Scan the material that follows. Copy every line containing the word "infiltration".
* Begin *
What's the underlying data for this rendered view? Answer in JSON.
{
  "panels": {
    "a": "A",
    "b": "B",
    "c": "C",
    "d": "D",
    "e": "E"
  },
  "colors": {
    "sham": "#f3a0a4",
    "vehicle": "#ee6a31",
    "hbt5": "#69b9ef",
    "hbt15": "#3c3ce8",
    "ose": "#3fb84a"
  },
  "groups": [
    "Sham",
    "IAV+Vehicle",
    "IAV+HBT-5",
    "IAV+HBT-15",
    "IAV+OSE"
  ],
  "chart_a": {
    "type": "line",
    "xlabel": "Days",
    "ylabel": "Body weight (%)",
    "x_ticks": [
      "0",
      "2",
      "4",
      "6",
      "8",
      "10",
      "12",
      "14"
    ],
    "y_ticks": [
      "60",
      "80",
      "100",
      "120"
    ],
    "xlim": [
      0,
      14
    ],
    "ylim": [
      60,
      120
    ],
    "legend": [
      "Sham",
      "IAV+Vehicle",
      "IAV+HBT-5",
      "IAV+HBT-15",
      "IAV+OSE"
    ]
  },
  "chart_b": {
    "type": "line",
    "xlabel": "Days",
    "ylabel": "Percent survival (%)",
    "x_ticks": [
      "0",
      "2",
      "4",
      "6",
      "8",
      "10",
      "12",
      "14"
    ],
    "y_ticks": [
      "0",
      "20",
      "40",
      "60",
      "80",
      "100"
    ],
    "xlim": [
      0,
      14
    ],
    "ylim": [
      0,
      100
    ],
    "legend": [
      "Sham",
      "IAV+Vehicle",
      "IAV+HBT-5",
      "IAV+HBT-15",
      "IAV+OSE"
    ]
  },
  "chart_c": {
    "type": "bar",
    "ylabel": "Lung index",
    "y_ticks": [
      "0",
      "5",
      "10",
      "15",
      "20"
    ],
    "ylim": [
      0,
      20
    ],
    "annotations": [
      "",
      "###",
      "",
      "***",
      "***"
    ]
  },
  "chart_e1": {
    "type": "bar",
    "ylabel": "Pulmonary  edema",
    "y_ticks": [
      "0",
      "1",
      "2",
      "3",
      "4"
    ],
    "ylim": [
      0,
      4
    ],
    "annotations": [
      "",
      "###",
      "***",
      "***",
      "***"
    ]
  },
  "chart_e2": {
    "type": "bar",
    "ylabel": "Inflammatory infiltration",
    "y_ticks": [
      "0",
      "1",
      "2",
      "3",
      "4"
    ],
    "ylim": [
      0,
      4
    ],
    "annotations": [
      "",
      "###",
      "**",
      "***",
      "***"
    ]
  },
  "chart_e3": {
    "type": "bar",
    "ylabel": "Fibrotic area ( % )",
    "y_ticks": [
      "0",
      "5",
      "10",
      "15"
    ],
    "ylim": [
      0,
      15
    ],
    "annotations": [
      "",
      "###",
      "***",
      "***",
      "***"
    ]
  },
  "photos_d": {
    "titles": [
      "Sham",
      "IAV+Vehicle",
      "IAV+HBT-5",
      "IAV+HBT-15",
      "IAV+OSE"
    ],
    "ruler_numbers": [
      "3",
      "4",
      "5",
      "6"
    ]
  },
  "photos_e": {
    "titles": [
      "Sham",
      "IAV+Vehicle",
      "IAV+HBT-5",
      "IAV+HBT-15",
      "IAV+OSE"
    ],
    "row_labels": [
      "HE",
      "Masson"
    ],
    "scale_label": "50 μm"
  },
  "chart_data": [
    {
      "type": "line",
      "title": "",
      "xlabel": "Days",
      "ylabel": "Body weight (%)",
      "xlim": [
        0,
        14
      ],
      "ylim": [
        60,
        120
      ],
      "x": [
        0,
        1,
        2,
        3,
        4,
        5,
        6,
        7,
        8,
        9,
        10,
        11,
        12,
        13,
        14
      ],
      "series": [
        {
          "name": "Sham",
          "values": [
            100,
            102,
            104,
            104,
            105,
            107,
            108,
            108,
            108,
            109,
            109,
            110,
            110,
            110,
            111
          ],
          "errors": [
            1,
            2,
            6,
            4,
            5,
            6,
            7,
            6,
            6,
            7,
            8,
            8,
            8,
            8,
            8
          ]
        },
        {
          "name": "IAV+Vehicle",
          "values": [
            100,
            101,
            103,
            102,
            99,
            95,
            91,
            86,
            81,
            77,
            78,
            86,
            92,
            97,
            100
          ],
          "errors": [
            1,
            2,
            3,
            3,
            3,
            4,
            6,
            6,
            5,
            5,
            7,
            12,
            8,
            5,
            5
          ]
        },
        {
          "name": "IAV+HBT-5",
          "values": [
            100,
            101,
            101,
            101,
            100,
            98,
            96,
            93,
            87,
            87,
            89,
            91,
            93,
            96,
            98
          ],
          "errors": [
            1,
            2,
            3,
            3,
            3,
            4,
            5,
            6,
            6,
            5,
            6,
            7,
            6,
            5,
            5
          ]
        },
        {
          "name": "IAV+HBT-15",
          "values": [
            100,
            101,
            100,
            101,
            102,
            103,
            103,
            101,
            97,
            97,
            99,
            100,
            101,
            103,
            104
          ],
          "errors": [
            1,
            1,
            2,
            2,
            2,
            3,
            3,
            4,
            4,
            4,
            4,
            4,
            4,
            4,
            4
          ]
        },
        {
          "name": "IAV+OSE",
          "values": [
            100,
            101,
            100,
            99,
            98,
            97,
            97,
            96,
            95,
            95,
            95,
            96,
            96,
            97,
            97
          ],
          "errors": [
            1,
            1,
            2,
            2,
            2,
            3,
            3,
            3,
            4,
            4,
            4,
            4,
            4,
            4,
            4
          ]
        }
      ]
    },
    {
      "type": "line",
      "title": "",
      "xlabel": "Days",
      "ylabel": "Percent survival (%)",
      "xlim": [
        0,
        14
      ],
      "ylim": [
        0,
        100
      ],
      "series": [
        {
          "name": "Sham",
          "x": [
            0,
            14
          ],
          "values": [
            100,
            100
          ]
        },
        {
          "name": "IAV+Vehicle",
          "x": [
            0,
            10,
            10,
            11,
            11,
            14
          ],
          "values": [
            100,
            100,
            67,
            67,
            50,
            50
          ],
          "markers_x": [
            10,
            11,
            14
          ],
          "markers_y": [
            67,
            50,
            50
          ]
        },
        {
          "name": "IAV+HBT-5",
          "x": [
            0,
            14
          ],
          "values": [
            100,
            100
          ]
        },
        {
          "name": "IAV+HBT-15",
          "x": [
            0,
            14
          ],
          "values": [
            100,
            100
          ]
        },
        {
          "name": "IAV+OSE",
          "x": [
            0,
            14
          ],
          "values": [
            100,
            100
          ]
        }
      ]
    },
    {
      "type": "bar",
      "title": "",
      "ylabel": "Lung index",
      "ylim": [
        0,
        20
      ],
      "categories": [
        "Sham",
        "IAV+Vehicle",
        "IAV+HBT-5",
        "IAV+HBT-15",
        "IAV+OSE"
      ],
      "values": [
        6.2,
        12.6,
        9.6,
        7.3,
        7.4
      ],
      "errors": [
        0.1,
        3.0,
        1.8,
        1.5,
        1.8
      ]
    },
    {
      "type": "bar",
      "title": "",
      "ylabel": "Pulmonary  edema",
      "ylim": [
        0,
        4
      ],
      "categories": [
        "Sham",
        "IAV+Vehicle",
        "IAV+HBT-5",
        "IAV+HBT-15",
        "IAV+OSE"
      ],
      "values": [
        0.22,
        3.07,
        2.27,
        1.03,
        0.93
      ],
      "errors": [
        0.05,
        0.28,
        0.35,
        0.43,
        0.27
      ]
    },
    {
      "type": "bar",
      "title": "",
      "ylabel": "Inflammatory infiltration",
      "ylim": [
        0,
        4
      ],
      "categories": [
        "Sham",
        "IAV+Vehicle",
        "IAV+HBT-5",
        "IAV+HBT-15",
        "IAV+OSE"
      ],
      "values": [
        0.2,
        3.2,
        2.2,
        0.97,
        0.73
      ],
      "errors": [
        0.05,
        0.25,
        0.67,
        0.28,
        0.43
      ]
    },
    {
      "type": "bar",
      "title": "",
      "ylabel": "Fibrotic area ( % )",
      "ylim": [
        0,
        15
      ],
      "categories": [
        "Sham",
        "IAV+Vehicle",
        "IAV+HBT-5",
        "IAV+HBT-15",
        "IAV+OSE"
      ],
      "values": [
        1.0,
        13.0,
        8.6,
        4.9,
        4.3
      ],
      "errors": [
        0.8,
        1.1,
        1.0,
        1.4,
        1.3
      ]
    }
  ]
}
* End *
● **Exercise result**:
    "ylabel": "Inflammatory infiltration",
      "ylabel": "Inflammatory infiltration",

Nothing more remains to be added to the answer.